Entries provided:
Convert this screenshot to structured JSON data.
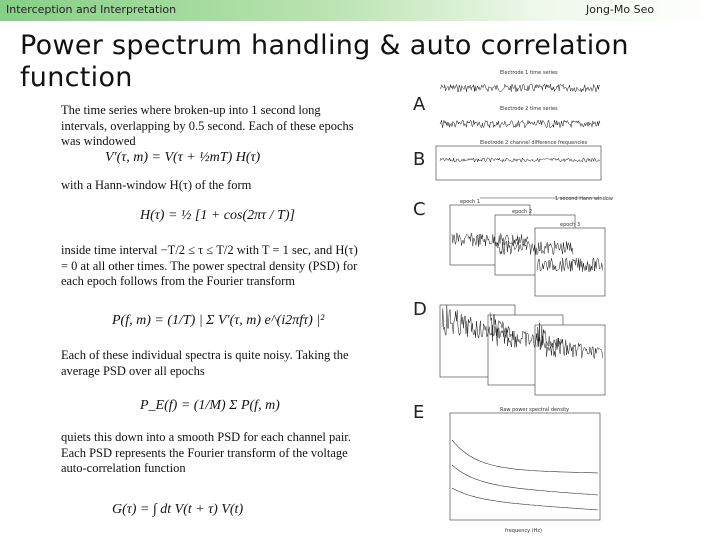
{
  "header": {
    "section": "Interception and Interpretation",
    "author": "Jong-Mo Seo"
  },
  "title": "Power spectrum handling & auto correlation function",
  "body": {
    "paragraphs": [
      "The time series where broken-up into 1 second long intervals, overlapping by 0.5 second. Each of these epochs was windowed",
      "with a Hann-window H(τ) of the form",
      "inside time interval −T/2 ≤ τ ≤ T/2 with T = 1 sec, and H(τ) = 0 at all other times. The power spectral density (PSD) for each epoch follows from the Fourier transform",
      "Each of these individual spectra is quite noisy. Taking the average PSD over all epochs",
      "quiets this down into a smooth PSD for each channel pair. Each PSD represents the Fourier transform of the voltage auto-correlation function"
    ],
    "equations": [
      "V′(τ, m) = V(τ + ½mT) H(τ)",
      "H(τ) = ½ [1 + cos(2πτ / T)]",
      "P(f, m) = (1/T) | Σ V′(τ, m) e^(i2πfτ) |²",
      "P_E(f) = (1/M) Σ P(f, m)",
      "G(τ) = ∫ dt V(t + τ) V(t)"
    ]
  },
  "figure": {
    "panels": [
      "A",
      "B",
      "C",
      "D",
      "E"
    ],
    "captions": [
      "Electrode 1 time series",
      "Electrode 2 time series",
      "Electrode 2 channel difference frequencies",
      "1 second Hann window",
      "epoch 1",
      "epoch 2",
      "epoch 3",
      "Raw power spectral density",
      "frequency (Hz)"
    ]
  }
}
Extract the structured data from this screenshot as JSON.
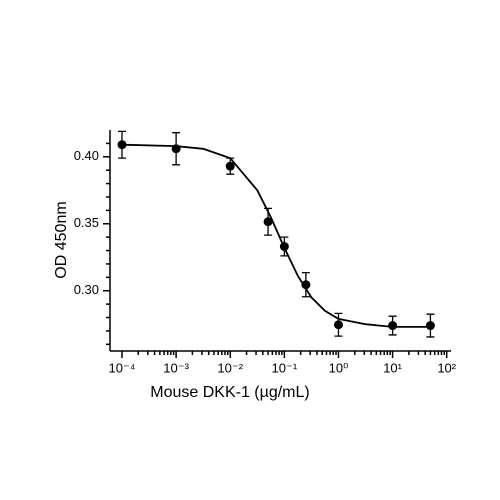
{
  "chart_data": {
    "type": "scatter",
    "xlabel": "Mouse DKK-1 (µg/mL)",
    "ylabel": "OD 450nm",
    "x": [
      0.0001,
      0.001,
      0.01,
      0.05,
      0.1,
      0.25,
      1,
      10,
      50
    ],
    "values": [
      0.409,
      0.406,
      0.393,
      0.3515,
      0.333,
      0.3045,
      0.2746,
      0.274,
      0.274
    ],
    "errors": [
      0.01,
      0.012,
      0.006,
      0.01,
      0.007,
      0.009,
      0.0085,
      0.007,
      0.0085
    ],
    "fit_x": [
      0.0001,
      0.001,
      0.00316,
      0.01,
      0.0316,
      0.0562,
      0.1,
      0.178,
      0.316,
      0.562,
      1,
      3.16,
      10,
      50
    ],
    "fit_values": [
      0.409,
      0.408,
      0.406,
      0.399,
      0.375,
      0.355,
      0.332,
      0.311,
      0.295,
      0.285,
      0.279,
      0.275,
      0.273,
      0.273
    ],
    "color": "#000000",
    "xscale": "log",
    "minor_ticks": true,
    "xlim": [
      6e-05,
      120
    ],
    "ylim": [
      0.255,
      0.42
    ],
    "xticks": [
      {
        "value": 0.0001,
        "label": "10⁻⁴"
      },
      {
        "value": 0.001,
        "label": "10⁻³"
      },
      {
        "value": 0.01,
        "label": "10⁻²"
      },
      {
        "value": 0.1,
        "label": "10⁻¹"
      },
      {
        "value": 1,
        "label": "10⁰"
      },
      {
        "value": 10,
        "label": "10¹"
      },
      {
        "value": 100,
        "label": "10²"
      }
    ],
    "yticks": [
      {
        "value": 0.3,
        "label": "0.30"
      },
      {
        "value": 0.35,
        "label": "0.35"
      },
      {
        "value": 0.4,
        "label": "0.40"
      }
    ]
  }
}
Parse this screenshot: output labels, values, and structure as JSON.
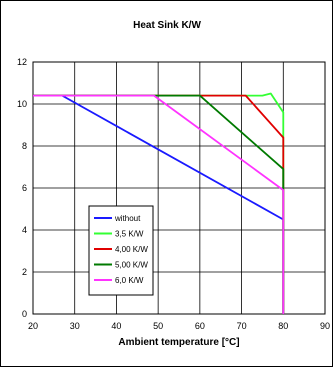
{
  "chart_data": {
    "type": "line",
    "title": "Heat Sink K/W",
    "xlabel": "Ambient temperature [°C]",
    "ylabel": "",
    "xlim": [
      20,
      90
    ],
    "ylim": [
      0,
      12
    ],
    "x_ticks": [
      20,
      30,
      40,
      50,
      60,
      70,
      80,
      90
    ],
    "y_ticks": [
      0,
      2,
      4,
      6,
      8,
      10,
      12
    ],
    "grid": true,
    "legend_position": "bottom-left",
    "series": [
      {
        "name": "without",
        "color": "#1a1aff",
        "x": [
          20,
          27,
          80,
          80
        ],
        "y": [
          10.4,
          10.4,
          4.5,
          0
        ]
      },
      {
        "name": "3,5 K/W",
        "color": "#33ff33",
        "x": [
          20,
          75,
          77,
          80,
          80
        ],
        "y": [
          10.4,
          10.4,
          10.5,
          9.6,
          0
        ]
      },
      {
        "name": "4,00 K/W",
        "color": "#e00000",
        "x": [
          20,
          71,
          80,
          80
        ],
        "y": [
          10.4,
          10.4,
          8.4,
          0
        ]
      },
      {
        "name": "5,00 K/W",
        "color": "#007a00",
        "x": [
          20,
          60,
          80,
          80
        ],
        "y": [
          10.4,
          10.4,
          6.9,
          0
        ]
      },
      {
        "name": "6,0 K/W",
        "color": "#ff33ff",
        "x": [
          20,
          49,
          80,
          80
        ],
        "y": [
          10.4,
          10.4,
          5.9,
          0
        ]
      }
    ]
  }
}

Aim of the exercise: Each record above is to be restated exactly, with its pictures removed from the copy.

Solution to the problem:
Convert this screenshot to structured JSON data.
{
  "header": {
    "section": "Interception and Interpretation",
    "author": "Jong-Mo Seo"
  },
  "title": "Power spectrum handling & auto correlation function",
  "body": {
    "paragraphs": [
      "The time series where broken-up into 1 second long intervals, overlapping by 0.5 second. Each of these epochs was windowed",
      "with a Hann-window H(τ) of the form",
      "inside time interval −T/2 ≤ τ ≤ T/2 with T = 1 sec, and H(τ) = 0 at all other times. The power spectral density (PSD) for each epoch follows from the Fourier transform",
      "Each of these individual spectra is quite noisy. Taking the average PSD over all epochs",
      "quiets this down into a smooth PSD for each channel pair. Each PSD represents the Fourier transform of the voltage auto-correlation function"
    ],
    "equations": [
      "V′(τ, m) = V(τ + ½mT) H(τ)",
      "H(τ) = ½ [1 + cos(2πτ / T)]",
      "P(f, m) = (1/T) | Σ V′(τ, m) e^(i2πfτ) |²",
      "P_E(f) = (1/M) Σ P(f, m)",
      "G(τ) = ∫ dt V(t + τ) V(t)"
    ]
  },
  "figure": {
    "panels": [
      "A",
      "B",
      "C",
      "D",
      "E"
    ],
    "captions": [
      "Electrode 1 time series",
      "Electrode 2 time series",
      "Electrode 2 channel difference frequencies",
      "1 second Hann window",
      "epoch 1",
      "epoch 2",
      "epoch 3",
      "Raw power spectral density",
      "frequency (Hz)"
    ]
  }
}
Extract the structured data from this screenshot as JSON.
{
  "chart_data": {
    "type": "scatter",
    "xlabel": "Mouse DKK-1 (µg/mL)",
    "ylabel": "OD 450nm",
    "x": [
      0.0001,
      0.001,
      0.01,
      0.05,
      0.1,
      0.25,
      1,
      10,
      50
    ],
    "values": [
      0.409,
      0.406,
      0.393,
      0.3515,
      0.333,
      0.3045,
      0.2746,
      0.274,
      0.274
    ],
    "errors": [
      0.01,
      0.012,
      0.006,
      0.01,
      0.007,
      0.009,
      0.0085,
      0.007,
      0.0085
    ],
    "fit_x": [
      0.0001,
      0.001,
      0.00316,
      0.01,
      0.0316,
      0.0562,
      0.1,
      0.178,
      0.316,
      0.562,
      1,
      3.16,
      10,
      50
    ],
    "fit_values": [
      0.409,
      0.408,
      0.406,
      0.399,
      0.375,
      0.355,
      0.332,
      0.311,
      0.295,
      0.285,
      0.279,
      0.275,
      0.273,
      0.273
    ],
    "color": "#000000",
    "xscale": "log",
    "minor_ticks": true,
    "xlim": [
      6e-05,
      120
    ],
    "ylim": [
      0.255,
      0.42
    ],
    "xticks": [
      {
        "value": 0.0001,
        "label": "10⁻⁴"
      },
      {
        "value": 0.001,
        "label": "10⁻³"
      },
      {
        "value": 0.01,
        "label": "10⁻²"
      },
      {
        "value": 0.1,
        "label": "10⁻¹"
      },
      {
        "value": 1,
        "label": "10⁰"
      },
      {
        "value": 10,
        "label": "10¹"
      },
      {
        "value": 100,
        "label": "10²"
      }
    ],
    "yticks": [
      {
        "value": 0.3,
        "label": "0.30"
      },
      {
        "value": 0.35,
        "label": "0.35"
      },
      {
        "value": 0.4,
        "label": "0.40"
      }
    ]
  }
}
Parse this screenshot: output labels, values, and structure as JSON.
{
  "chart_data": {
    "type": "line",
    "title": "Heat Sink K/W",
    "xlabel": "Ambient temperature [°C]",
    "ylabel": "",
    "xlim": [
      20,
      90
    ],
    "ylim": [
      0,
      12
    ],
    "x_ticks": [
      20,
      30,
      40,
      50,
      60,
      70,
      80,
      90
    ],
    "y_ticks": [
      0,
      2,
      4,
      6,
      8,
      10,
      12
    ],
    "grid": true,
    "legend_position": "bottom-left",
    "series": [
      {
        "name": "without",
        "color": "#1a1aff",
        "x": [
          20,
          27,
          80,
          80
        ],
        "y": [
          10.4,
          10.4,
          4.5,
          0
        ]
      },
      {
        "name": "3,5 K/W",
        "color": "#33ff33",
        "x": [
          20,
          75,
          77,
          80,
          80
        ],
        "y": [
          10.4,
          10.4,
          10.5,
          9.6,
          0
        ]
      },
      {
        "name": "4,00 K/W",
        "color": "#e00000",
        "x": [
          20,
          71,
          80,
          80
        ],
        "y": [
          10.4,
          10.4,
          8.4,
          0
        ]
      },
      {
        "name": "5,00 K/W",
        "color": "#007a00",
        "x": [
          20,
          60,
          80,
          80
        ],
        "y": [
          10.4,
          10.4,
          6.9,
          0
        ]
      },
      {
        "name": "6,0 K/W",
        "color": "#ff33ff",
        "x": [
          20,
          49,
          80,
          80
        ],
        "y": [
          10.4,
          10.4,
          5.9,
          0
        ]
      }
    ]
  }
}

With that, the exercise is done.